Information given.
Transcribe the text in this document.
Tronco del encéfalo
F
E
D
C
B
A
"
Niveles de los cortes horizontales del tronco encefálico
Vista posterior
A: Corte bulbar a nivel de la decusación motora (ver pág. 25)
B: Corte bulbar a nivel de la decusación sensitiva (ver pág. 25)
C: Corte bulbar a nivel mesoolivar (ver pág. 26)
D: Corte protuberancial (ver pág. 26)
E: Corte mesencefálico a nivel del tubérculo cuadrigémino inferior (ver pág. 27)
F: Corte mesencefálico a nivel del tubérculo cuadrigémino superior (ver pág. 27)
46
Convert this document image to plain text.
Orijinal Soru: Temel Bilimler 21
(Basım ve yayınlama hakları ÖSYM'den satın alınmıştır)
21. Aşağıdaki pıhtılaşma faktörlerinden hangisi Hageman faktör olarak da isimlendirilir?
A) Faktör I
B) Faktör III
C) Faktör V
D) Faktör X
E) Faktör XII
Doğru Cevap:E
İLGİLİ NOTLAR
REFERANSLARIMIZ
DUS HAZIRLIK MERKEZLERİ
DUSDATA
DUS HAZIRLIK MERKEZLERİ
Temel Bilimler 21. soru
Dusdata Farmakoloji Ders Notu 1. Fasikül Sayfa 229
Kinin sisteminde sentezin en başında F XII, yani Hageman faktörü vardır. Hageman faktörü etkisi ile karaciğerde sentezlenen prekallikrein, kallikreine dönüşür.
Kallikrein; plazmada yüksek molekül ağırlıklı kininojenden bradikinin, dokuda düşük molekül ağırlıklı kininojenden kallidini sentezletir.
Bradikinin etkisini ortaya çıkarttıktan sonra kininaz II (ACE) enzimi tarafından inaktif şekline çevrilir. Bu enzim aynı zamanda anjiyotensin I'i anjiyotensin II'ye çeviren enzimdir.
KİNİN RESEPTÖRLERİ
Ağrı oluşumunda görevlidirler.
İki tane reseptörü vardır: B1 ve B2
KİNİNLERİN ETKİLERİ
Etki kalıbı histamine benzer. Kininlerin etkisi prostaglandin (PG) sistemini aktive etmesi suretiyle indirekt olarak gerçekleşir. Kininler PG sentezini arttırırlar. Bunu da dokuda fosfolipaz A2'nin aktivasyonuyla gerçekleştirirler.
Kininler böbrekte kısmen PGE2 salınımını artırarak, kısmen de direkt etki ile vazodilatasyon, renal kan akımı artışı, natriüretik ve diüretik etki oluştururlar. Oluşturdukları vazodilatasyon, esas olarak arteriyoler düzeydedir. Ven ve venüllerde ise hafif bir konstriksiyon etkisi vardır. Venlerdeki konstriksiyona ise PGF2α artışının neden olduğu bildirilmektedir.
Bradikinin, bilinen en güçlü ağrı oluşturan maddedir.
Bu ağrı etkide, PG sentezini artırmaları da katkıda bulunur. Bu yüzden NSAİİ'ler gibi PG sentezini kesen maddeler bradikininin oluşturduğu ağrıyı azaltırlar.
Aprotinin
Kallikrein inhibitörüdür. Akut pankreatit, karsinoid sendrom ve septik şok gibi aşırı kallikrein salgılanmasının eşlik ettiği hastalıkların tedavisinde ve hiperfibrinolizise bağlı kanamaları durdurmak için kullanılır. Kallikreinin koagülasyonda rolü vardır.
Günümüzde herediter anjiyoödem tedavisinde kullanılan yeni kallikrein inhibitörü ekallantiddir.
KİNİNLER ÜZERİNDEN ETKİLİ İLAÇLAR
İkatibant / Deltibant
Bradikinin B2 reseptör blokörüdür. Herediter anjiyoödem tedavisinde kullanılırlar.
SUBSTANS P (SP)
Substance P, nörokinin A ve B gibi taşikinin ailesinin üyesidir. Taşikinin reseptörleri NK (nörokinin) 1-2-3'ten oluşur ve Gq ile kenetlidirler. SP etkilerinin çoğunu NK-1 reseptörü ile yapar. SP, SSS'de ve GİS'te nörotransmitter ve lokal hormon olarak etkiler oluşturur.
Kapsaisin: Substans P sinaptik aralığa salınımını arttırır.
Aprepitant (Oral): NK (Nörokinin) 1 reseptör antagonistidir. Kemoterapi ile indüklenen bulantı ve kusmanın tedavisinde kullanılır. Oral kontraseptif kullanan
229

Written request.
Search the data for "Bilimler". Copy every matching line.

The reply.
Orijinal Soru: Temel Bilimler 21
Temel Bilimler 21. soru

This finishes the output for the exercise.